[PASSAGE — start]
Sorry for my poor understanding, but I still can't get the uninstall.sh script to run.

If I try to simply run it like this:
sudo ./uninstall.sh
all of the commands past line 17 are not run. After running the script I verified this by manually unloading some of the launchctl deamons and getting a positive response:
sudo launchctl unload -w net.openbsd.pf.plist
The second time I run that command, I get a "Could not find specified service" error. I take this to mean that uninstall.sh did not unload it.

Indeed, the output of the uninstall.sh doesn't look like most commands were executed:

user$ sudo  ./uninstall.sh
+ SUDO=/usr/bin/sudo
+ PORT=/opt/local/bin/port
+ LAUNCHCTL=/bin/launchctl
+ PFCTL=/sbin/pfctl
+ CAT=/bin/cat
+ ECHO=/bin/echo
+ /bin/cat
'HELPSTRING' | 
OS X Fortress: Firewall, Blackhole, and Privatizing Proxy
for Trackers, Attackers, Malware, Adware, and Spammers
Kernel-level, OS-level, and client-level security for OS X. 

This uninstall script will unload all launch daemons, disable
the pf firewall, and list all insalled files WITHOUT removing them.


Uninstalling…

HELPSTRING

/bin/echo "Uninstalling…"


/bin/echo "Unloading launchctl daemons…"
[PASSAGE — finish]
■ **PROBLEMS TO WORK ON**:
1 – Write out the post about uninstall.sh word for word, starting with "Indeed, the output" and going on through "security for OS X.".
2 – Answer yes or no to each statement about the post about uninstall.sh, and quote the exact words from the post that decide it: (a) The writer ran the script with sudo. (b) Running the launchctl unload command a second time gave no error. (c) The uninstall script is described as removing all installed files.
The records have nothing to do with this.
[SUPPLIED ENTRIES — start]
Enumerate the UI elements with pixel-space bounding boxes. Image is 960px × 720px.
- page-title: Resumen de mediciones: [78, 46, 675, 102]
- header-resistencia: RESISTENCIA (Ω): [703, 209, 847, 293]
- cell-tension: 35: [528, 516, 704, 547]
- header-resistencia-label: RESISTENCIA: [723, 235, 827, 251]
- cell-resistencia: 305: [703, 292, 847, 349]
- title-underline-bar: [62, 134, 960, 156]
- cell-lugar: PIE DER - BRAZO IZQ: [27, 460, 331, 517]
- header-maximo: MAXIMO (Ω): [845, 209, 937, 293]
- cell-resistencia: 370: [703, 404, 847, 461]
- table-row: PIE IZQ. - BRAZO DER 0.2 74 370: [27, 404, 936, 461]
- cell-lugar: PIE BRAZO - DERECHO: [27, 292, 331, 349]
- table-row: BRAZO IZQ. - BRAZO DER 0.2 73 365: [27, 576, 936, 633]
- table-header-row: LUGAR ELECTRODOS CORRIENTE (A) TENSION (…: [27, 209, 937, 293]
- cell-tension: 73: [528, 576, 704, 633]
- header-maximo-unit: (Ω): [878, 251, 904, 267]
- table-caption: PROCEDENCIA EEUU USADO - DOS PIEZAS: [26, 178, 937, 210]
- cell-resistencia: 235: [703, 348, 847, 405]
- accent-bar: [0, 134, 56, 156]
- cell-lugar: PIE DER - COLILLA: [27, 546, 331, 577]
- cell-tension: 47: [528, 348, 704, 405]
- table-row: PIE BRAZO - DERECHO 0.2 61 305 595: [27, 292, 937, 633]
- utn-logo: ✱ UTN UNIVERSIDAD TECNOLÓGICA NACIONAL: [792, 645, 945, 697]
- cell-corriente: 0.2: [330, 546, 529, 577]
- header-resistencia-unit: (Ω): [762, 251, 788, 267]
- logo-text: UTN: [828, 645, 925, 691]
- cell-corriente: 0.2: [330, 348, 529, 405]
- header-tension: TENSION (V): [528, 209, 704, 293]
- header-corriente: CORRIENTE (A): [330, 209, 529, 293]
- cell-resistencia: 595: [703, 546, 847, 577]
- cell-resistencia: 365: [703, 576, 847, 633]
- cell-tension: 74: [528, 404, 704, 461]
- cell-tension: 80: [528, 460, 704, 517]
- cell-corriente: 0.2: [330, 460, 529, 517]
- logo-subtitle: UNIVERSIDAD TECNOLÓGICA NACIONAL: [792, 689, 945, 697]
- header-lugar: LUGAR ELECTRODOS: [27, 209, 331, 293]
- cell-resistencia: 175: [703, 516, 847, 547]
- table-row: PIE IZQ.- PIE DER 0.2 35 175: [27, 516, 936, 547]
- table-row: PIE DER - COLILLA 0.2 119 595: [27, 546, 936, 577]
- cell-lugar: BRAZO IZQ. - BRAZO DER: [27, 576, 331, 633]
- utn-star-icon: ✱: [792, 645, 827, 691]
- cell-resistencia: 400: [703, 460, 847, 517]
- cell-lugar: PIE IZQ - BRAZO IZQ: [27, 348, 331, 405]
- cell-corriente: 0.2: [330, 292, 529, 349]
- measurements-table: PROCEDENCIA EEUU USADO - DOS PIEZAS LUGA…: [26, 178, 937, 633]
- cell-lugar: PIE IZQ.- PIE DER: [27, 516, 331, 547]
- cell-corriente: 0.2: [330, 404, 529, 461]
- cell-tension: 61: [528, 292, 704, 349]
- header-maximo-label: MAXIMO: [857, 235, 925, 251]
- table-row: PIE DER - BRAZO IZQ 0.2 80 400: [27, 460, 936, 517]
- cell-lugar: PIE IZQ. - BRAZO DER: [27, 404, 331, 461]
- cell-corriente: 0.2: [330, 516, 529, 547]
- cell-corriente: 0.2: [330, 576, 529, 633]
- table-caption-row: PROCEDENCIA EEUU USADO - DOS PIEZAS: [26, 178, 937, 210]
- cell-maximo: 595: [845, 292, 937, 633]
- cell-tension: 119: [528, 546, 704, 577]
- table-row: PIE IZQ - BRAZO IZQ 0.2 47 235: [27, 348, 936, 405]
[SUPPLIED ENTRIES — finish]
■ **PER-TASK ANSWERS**:
1 –
Indeed, the output of the uninstall.sh doesn't look like most commands were executed:

user$ sudo  ./uninstall.sh
+ SUDO=/usr/bin/sudo
+ PORT=/opt/local/bin/port
+ LAUNCHCTL=/bin/launchctl
+ PFCTL=/sbin/pfctl
+ CAT=/bin/cat
+ ECHO=/bin/echo
+ /bin/cat
'HELPSTRING' | 
OS X Fortress: Firewall, Blackhole, and Privatizing Proxy
for Trackers, Attackers, Malware, Adware, and Spammers
Kernel-level, OS-level, and client-level security for OS X.

2 –
(a) Yes: "sudo ./uninstall.sh"
(b) No: "The second time I run that command, I get a "Could not find specified service" error."
(c) No: "list all insalled files WITHOUT removing them."